_Records provided_.
Start

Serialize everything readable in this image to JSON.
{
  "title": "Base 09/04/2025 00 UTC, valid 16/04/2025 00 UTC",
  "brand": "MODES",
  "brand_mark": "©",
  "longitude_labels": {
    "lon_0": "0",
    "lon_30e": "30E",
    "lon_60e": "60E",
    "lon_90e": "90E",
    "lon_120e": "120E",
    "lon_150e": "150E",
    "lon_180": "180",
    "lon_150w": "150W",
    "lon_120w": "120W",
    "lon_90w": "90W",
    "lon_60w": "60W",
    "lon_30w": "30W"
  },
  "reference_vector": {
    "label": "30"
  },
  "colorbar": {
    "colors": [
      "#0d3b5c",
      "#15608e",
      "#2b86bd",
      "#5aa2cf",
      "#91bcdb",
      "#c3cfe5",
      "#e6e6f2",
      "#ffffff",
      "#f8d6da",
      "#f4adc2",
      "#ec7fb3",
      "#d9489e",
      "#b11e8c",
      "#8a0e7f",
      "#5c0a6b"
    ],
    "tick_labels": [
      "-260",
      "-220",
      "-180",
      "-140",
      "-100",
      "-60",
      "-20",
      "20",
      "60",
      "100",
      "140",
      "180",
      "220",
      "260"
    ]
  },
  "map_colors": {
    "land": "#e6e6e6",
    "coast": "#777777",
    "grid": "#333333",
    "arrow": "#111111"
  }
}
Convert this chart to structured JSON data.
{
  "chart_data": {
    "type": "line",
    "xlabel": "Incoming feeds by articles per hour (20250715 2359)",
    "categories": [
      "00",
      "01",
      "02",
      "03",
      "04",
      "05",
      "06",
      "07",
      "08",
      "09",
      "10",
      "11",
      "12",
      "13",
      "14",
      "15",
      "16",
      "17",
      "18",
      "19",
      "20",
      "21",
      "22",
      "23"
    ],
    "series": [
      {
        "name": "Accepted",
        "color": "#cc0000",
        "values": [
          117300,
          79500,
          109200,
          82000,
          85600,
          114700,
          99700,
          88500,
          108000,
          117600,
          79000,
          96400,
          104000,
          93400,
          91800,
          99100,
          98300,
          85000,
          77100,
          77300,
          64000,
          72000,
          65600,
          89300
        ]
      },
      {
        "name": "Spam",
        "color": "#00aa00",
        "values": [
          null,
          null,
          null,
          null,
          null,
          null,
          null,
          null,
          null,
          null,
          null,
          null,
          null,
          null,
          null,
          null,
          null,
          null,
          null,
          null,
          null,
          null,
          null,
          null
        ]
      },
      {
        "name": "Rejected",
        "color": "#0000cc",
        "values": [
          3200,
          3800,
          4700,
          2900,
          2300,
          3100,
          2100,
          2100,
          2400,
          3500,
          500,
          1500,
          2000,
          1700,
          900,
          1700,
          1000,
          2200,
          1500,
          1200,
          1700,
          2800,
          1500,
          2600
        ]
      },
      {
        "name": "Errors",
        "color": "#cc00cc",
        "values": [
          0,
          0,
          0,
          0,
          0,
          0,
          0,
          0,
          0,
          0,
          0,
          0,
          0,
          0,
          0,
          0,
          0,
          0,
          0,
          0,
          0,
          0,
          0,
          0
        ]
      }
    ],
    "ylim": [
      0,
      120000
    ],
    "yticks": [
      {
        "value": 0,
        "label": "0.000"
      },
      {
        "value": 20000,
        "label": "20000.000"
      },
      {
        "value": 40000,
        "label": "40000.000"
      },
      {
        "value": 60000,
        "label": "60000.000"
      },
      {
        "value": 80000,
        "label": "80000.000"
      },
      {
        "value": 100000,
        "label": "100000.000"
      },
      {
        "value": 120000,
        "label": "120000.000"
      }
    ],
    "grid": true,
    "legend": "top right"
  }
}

End

_What the exercise asks_. Copy all of the data. Keep every word exactly as it is.

_Finished task_.
Serialize everything readable in this image to JSON.
{
  "title": "Base 09/04/2025 00 UTC, valid 16/04/2025 00 UTC",
  "brand": "MODES",
  "brand_mark": "©",
  "longitude_labels": {
    "lon_0": "0",
    "lon_30e": "30E",
    "lon_60e": "60E",
    "lon_90e": "90E",
    "lon_120e": "120E",
    "lon_150e": "150E",
    "lon_180": "180",
    "lon_150w": "150W",
    "lon_120w": "120W",
    "lon_90w": "90W",
    "lon_60w": "60W",
    "lon_30w": "30W"
  },
  "reference_vector": {
    "label": "30"
  },
  "colorbar": {
    "colors": [
      "#0d3b5c",
      "#15608e",
      "#2b86bd",
      "#5aa2cf",
      "#91bcdb",
      "#c3cfe5",
      "#e6e6f2",
      "#ffffff",
      "#f8d6da",
      "#f4adc2",
      "#ec7fb3",
      "#d9489e",
      "#b11e8c",
      "#8a0e7f",
      "#5c0a6b"
    ],
    "tick_labels": [
      "-260",
      "-220",
      "-180",
      "-140",
      "-100",
      "-60",
      "-20",
      "20",
      "60",
      "100",
      "140",
      "180",
      "220",
      "260"
    ]
  },
  "map_colors": {
    "land": "#e6e6e6",
    "coast": "#777777",
    "grid": "#333333",
    "arrow": "#111111"
  }
}
Convert this chart to structured JSON data.
{
  "chart_data": {
    "type": "line",
    "xlabel": "Incoming feeds by articles per hour (20250715 2359)",
    "categories": [
      "00",
      "01",
      "02",
      "03",
      "04",
      "05",
      "06",
      "07",
      "08",
      "09",
      "10",
      "11",
      "12",
      "13",
      "14",
      "15",
      "16",
      "17",
      "18",
      "19",
      "20",
      "21",
      "22",
      "23"
    ],
    "series": [
      {
        "name": "Accepted",
        "color": "#cc0000",
        "values": [
          117300,
          79500,
          109200,
          82000,
          85600,
          114700,
          99700,
          88500,
          108000,
          117600,
          79000,
          96400,
          104000,
          93400,
          91800,
          99100,
          98300,
          85000,
          77100,
          77300,
          64000,
          72000,
          65600,
          89300
        ]
      },
      {
        "name": "Spam",
        "color": "#00aa00",
        "values": [
          null,
          null,
          null,
          null,
          null,
          null,
          null,
          null,
          null,
          null,
          null,
          null,
          null,
          null,
          null,
          null,
          null,
          null,
          null,
          null,
          null,
          null,
          null,
          null
        ]
      },
      {
        "name": "Rejected",
        "color": "#0000cc",
        "values": [
          3200,
          3800,
          4700,
          2900,
          2300,
          3100,
          2100,
          2100,
          2400,
          3500,
          500,
          1500,
          2000,
          1700,
          900,
          1700,
          1000,
          2200,
          1500,
          1200,
          1700,
          2800,
          1500,
          2600
        ]
      },
      {
        "name": "Errors",
        "color": "#cc00cc",
        "values": [
          0,
          0,
          0,
          0,
          0,
          0,
          0,
          0,
          0,
          0,
          0,
          0,
          0,
          0,
          0,
          0,
          0,
          0,
          0,
          0,
          0,
          0,
          0,
          0
        ]
      }
    ],
    "ylim": [
      0,
      120000
    ],
    "yticks": [
      {
        "value": 0,
        "label": "0.000"
      },
      {
        "value": 20000,
        "label": "20000.000"
      },
      {
        "value": 40000,
        "label": "40000.000"
      },
      {
        "value": 60000,
        "label": "60000.000"
      },
      {
        "value": 80000,
        "label": "80000.000"
      },
      {
        "value": 100000,
        "label": "100000.000"
      },
      {
        "value": 120000,
        "label": "120000.000"
      }
    ],
    "grid": true,
    "legend": "top right"
  }
}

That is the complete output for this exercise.